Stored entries
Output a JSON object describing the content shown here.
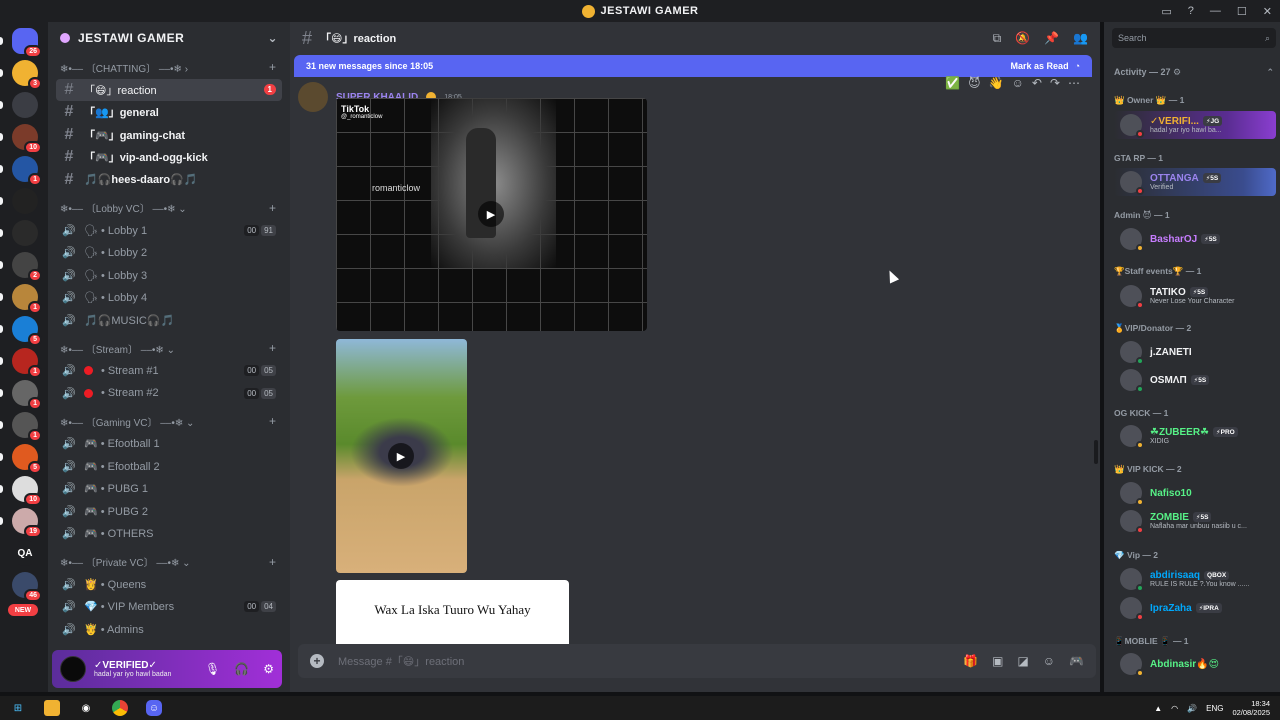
{
  "window": {
    "title": "JESTAWI GAMER"
  },
  "server_rail": {
    "items": [
      {
        "icon": "discord-home-icon",
        "badge": "26"
      },
      {
        "icon": "server-jestawi-icon",
        "badge": "3"
      },
      {
        "icon": "server-blue-icon",
        "badge": ""
      },
      {
        "icon": "server-avatar-icon",
        "badge": "10"
      },
      {
        "icon": "server-speaker-icon",
        "badge": "1"
      },
      {
        "icon": "server-triangle-icon",
        "badge": ""
      },
      {
        "icon": "server-dice-icon",
        "badge": ""
      },
      {
        "icon": "server-anime-icon",
        "badge": "2"
      },
      {
        "icon": "server-crown-icon",
        "badge": "1"
      },
      {
        "icon": "server-c-icon",
        "badge": "5"
      },
      {
        "icon": "server-red-icon",
        "badge": "1"
      },
      {
        "icon": "server-stone-icon",
        "badge": "1"
      },
      {
        "icon": "server-person-icon",
        "badge": "1"
      },
      {
        "icon": "server-orange-icon",
        "badge": "5"
      },
      {
        "icon": "server-tool-icon",
        "badge": "10"
      },
      {
        "icon": "server-girl-icon",
        "badge": "19"
      },
      {
        "icon": "server-qa-icon",
        "badge": "",
        "label": "QA"
      },
      {
        "icon": "server-mail-icon",
        "badge": "46"
      },
      {
        "icon": "server-new-icon",
        "badge": "",
        "label": "NEW"
      }
    ]
  },
  "sidebar": {
    "server_name": "JESTAWI GAMER",
    "categories": [
      {
        "label": "❄•–– 〔CHATTING〕 ––•❄ ›",
        "channels": [
          {
            "name": "「😄」reaction",
            "type": "text",
            "active": true,
            "mention": "1"
          },
          {
            "name": "「👥」general",
            "type": "text",
            "bright": true
          },
          {
            "name": "「🎮」gaming-chat",
            "type": "text",
            "bright": true
          },
          {
            "name": "「🎮」vip-and-ogg-kick",
            "type": "text",
            "bright": true
          },
          {
            "name": "🎵🎧hees-daaro🎧🎵",
            "type": "text",
            "bright": true
          }
        ]
      },
      {
        "label": "❄•–– 〔Lobby VC〕 ––•❄ ⌄",
        "channels": [
          {
            "name": "🗣 • Lobby 1",
            "type": "voice",
            "c1": "00",
            "c2": "91"
          },
          {
            "name": "🗣 • Lobby 2",
            "type": "voice"
          },
          {
            "name": "🗣 • Lobby 3",
            "type": "voice"
          },
          {
            "name": "🗣 • Lobby 4",
            "type": "voice"
          },
          {
            "name": "🎵🎧MUSIC🎧🎵",
            "type": "voice"
          }
        ]
      },
      {
        "label": "❄•–– 〔Stream〕 ––•❄ ⌄",
        "channels": [
          {
            "name": "• Stream #1",
            "type": "voice",
            "dot": true,
            "c1": "00",
            "c2": "05"
          },
          {
            "name": "• Stream #2",
            "type": "voice",
            "dot": true,
            "c1": "00",
            "c2": "05"
          }
        ]
      },
      {
        "label": "❄•–– 〔Gaming VC〕 ––•❄ ⌄",
        "channels": [
          {
            "name": "🎮 • Efootball 1",
            "type": "voice"
          },
          {
            "name": "🎮 • Efootball 2",
            "type": "voice"
          },
          {
            "name": "🎮 • PUBG 1",
            "type": "voice"
          },
          {
            "name": "🎮 • PUBG 2",
            "type": "voice"
          },
          {
            "name": "🎮 • OTHERS",
            "type": "voice"
          }
        ]
      },
      {
        "label": "❄•–– 〔Private VC〕 ––•❄ ⌄",
        "channels": [
          {
            "name": "👸 • Queens",
            "type": "voice"
          },
          {
            "name": "💎 • VIP Members",
            "type": "voice",
            "c1": "00",
            "c2": "04"
          },
          {
            "name": "🤴 • Admins",
            "type": "voice"
          }
        ]
      }
    ]
  },
  "user_panel": {
    "name": "✓VERIFIED✓",
    "status": "hadal yar iyo hawl badan"
  },
  "chat": {
    "channel_name": "「😄」reaction",
    "new_messages": "31 new messages since 18:05",
    "mark_as_read": "Mark as Read",
    "author": "SUPER KHAALID",
    "time": "18:05",
    "tiktok_label": "TikTok",
    "tiktok_handle": "@_romanticlow",
    "watermark": "romanticlow",
    "card_text": "Wax La Iska Tuuro Wu Yahay",
    "composer_placeholder": "Message #「😄」reaction"
  },
  "members": {
    "search_placeholder": "Search",
    "activity": "Activity — 27 ⚙",
    "roles": [
      {
        "label": "👑 Owner 👑 — 1"
      },
      {
        "label": "GTA RP — 1"
      },
      {
        "label": "Admin 😈 — 1"
      },
      {
        "label": "🏆Staff events🏆 — 1"
      },
      {
        "label": "🏅VIP/Donator — 2"
      },
      {
        "label": "OG KICK — 1"
      },
      {
        "label": "👑 VIP KICK — 2"
      },
      {
        "label": "💎 Vip — 2"
      },
      {
        "label": "📱MOBLIE 📱 — 1"
      }
    ],
    "people": [
      {
        "name": "✓VERIFI...",
        "tag": "⚡JG",
        "status": "hadal yar iyo hawl ba...",
        "color": "#f0b232"
      },
      {
        "name": "OTTANGA",
        "tag": "⚡5S",
        "status": "Verified",
        "color": "#9b84ee"
      },
      {
        "name": "BasharOJ",
        "tag": "⚡5S",
        "status": "",
        "color": "#c77dff"
      },
      {
        "name": "TATIKO",
        "tag": "⚡5S",
        "status": "Never Lose Your Character",
        "color": "#f2f3f5"
      },
      {
        "name": "j.ZANETI",
        "tag": "",
        "status": "",
        "color": "#f2f3f5"
      },
      {
        "name": "OSMΛΠ",
        "tag": "⚡5S",
        "status": "",
        "color": "#f2f3f5"
      },
      {
        "name": "☘ZUBEER☘",
        "tag": "⚡PRO",
        "status": "XIDIG",
        "color": "#57f287"
      },
      {
        "name": "Nafiso10",
        "tag": "",
        "status": "",
        "color": "#57f287"
      },
      {
        "name": "ZOMBIE",
        "tag": "⚡5S",
        "status": "Naflaha mar unbuu nasiib u c...",
        "color": "#57f287"
      },
      {
        "name": "abdirisaaq",
        "tag": "QBOX",
        "status": "RULE IS RULE ?.You know ......",
        "color": "#00a8fc"
      },
      {
        "name": "IpraZaha",
        "tag": "⚡IPRA",
        "status": "",
        "color": "#00a8fc"
      },
      {
        "name": "Abdinasir🔥😍",
        "tag": "",
        "status": "",
        "color": "#57f287"
      }
    ]
  },
  "taskbar": {
    "lang": "ENG",
    "time": "18:34",
    "date": "02/08/2025"
  }
}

• _GIVEN EXERCISE_: Each line above that holds the string "hawl" should be copied and shown.

• _OUTPUT_:
    "status": "hadal yar iyo hawl badan"
        "status": "hadal yar iyo hawl ba...",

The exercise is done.